### EXERCISE
Identify the lines that contain the word "бути", then copy them.

### RAW DATA
----
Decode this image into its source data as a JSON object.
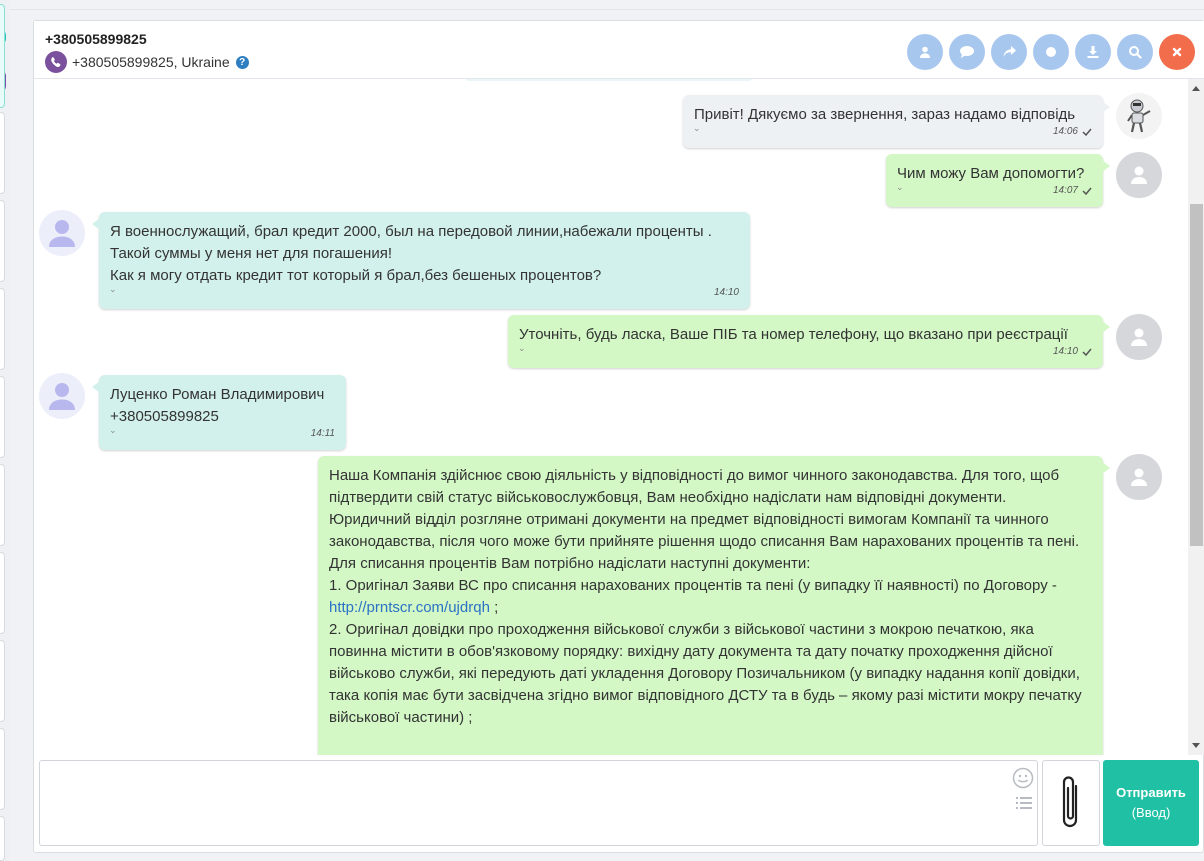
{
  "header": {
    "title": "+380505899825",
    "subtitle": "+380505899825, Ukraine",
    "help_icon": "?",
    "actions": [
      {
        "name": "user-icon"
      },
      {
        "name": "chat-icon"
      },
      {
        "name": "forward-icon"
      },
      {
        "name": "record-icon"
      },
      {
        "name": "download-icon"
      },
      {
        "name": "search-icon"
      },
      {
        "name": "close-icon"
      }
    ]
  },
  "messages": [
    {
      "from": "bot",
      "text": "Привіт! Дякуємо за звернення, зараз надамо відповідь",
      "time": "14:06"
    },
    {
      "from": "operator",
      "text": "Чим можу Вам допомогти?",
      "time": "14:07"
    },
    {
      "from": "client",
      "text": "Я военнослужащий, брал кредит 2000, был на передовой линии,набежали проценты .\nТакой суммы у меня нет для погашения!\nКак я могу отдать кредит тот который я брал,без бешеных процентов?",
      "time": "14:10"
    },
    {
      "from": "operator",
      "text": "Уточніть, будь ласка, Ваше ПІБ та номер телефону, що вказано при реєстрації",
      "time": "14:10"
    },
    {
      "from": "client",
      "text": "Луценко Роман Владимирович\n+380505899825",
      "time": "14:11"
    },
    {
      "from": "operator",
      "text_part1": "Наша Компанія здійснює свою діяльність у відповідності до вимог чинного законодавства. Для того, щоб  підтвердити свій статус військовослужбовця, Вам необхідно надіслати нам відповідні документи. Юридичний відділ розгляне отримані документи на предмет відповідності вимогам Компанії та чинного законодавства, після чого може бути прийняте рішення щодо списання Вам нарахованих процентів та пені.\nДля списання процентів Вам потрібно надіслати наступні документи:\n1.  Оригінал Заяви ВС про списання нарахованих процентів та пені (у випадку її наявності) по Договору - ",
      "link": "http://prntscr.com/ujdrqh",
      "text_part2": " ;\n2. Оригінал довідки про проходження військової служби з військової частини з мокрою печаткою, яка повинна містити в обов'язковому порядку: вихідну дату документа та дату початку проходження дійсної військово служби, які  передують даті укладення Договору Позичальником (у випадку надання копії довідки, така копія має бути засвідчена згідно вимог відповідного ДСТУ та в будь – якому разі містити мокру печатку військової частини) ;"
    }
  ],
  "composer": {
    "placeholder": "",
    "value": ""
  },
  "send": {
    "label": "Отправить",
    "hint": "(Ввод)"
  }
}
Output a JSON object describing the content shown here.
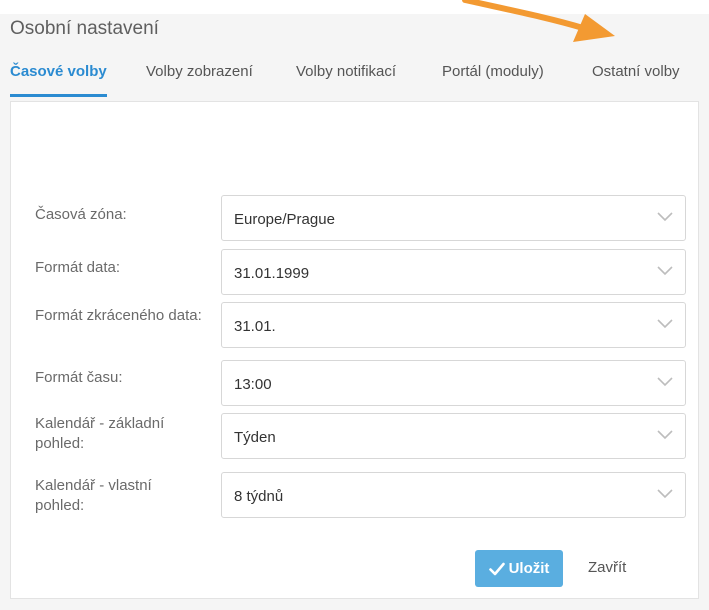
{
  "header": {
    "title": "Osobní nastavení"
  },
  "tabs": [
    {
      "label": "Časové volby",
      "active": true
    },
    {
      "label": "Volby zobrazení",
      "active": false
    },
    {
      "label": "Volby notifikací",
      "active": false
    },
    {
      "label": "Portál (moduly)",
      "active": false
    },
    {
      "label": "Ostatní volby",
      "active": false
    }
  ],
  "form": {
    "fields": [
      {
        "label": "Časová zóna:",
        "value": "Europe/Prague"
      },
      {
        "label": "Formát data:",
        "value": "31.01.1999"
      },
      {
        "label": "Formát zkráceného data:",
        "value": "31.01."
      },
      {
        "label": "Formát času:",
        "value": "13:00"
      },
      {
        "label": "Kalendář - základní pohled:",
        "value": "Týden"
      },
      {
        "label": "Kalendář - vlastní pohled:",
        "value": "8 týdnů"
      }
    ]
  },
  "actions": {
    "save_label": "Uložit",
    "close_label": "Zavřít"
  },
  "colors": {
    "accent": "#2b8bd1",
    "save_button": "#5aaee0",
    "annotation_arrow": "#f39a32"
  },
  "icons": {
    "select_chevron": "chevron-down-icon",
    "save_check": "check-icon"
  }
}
----
### COMPLETE ANSWER
      "text_part1": "Наша Компанія здійснює свою діяльність у відповідності до вимог чинного законодавства. Для того, щоб  підтвердити свій статус військовослужбовця, Вам необхідно надіслати нам відповідні документи. Юридичний відділ розгляне отримані документи на предмет відповідності вимогам Компанії та чинного законодавства, після чого може бути прийняте рішення щодо списання Вам нарахованих процентів та пені.\nДля списання процентів Вам потрібно надіслати наступні документи:\n1.  Оригінал Заяви ВС про списання нарахованих процентів та пені (у випадку її наявності) по Договору - ",
      "text_part2": " ;\n2. Оригінал довідки про проходження військової служби з військової частини з мокрою печаткою, яка повинна містити в обов'язковому порядку: вихідну дату документа та дату початку проходження дійсної військово служби, які  передують даті укладення Договору Позичальником (у випадку надання копії довідки, така копія має бути засвідчена згідно вимог відповідного ДСТУ та в будь – якому разі містити мокру печатку військової частини) ;"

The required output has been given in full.